* begin RECORDED DATA *

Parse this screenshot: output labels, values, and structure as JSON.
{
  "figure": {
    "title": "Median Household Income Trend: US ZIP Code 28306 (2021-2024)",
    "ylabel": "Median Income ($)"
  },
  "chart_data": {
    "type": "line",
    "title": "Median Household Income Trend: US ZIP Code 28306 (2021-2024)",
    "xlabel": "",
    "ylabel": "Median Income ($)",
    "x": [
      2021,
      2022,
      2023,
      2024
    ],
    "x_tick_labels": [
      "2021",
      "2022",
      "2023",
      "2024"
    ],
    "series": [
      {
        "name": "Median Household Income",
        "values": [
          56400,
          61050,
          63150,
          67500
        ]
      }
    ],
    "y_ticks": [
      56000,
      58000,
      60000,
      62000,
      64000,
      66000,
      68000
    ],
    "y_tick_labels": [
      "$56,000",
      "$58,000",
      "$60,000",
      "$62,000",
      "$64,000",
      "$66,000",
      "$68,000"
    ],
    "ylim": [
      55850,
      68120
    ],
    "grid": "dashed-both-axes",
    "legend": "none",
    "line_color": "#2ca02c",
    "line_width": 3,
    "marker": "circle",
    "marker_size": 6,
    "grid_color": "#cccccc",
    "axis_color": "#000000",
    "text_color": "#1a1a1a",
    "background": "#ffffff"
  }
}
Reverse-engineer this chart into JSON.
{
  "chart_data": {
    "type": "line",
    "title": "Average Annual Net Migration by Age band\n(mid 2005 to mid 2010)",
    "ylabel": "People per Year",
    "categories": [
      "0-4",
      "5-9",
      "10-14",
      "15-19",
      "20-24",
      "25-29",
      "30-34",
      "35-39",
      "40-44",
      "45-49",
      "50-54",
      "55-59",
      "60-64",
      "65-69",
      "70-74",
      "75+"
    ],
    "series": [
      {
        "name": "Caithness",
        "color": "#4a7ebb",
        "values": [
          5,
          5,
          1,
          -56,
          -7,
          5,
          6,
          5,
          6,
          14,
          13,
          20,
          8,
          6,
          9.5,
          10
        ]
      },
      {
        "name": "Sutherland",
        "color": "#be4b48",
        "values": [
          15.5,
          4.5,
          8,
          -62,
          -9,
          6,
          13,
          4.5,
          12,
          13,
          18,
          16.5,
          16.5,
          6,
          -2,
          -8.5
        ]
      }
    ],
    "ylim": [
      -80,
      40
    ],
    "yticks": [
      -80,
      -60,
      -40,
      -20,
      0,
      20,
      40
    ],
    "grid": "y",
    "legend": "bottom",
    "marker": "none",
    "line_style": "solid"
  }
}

* end RECORDED DATA *

TASK REQUIREMENTS. Gather each line that holds "this".

WRITTEN ANSWER.
Parse this screenshot: output labels, values, and structure as JSON.
Reverse-engineer this chart into JSON.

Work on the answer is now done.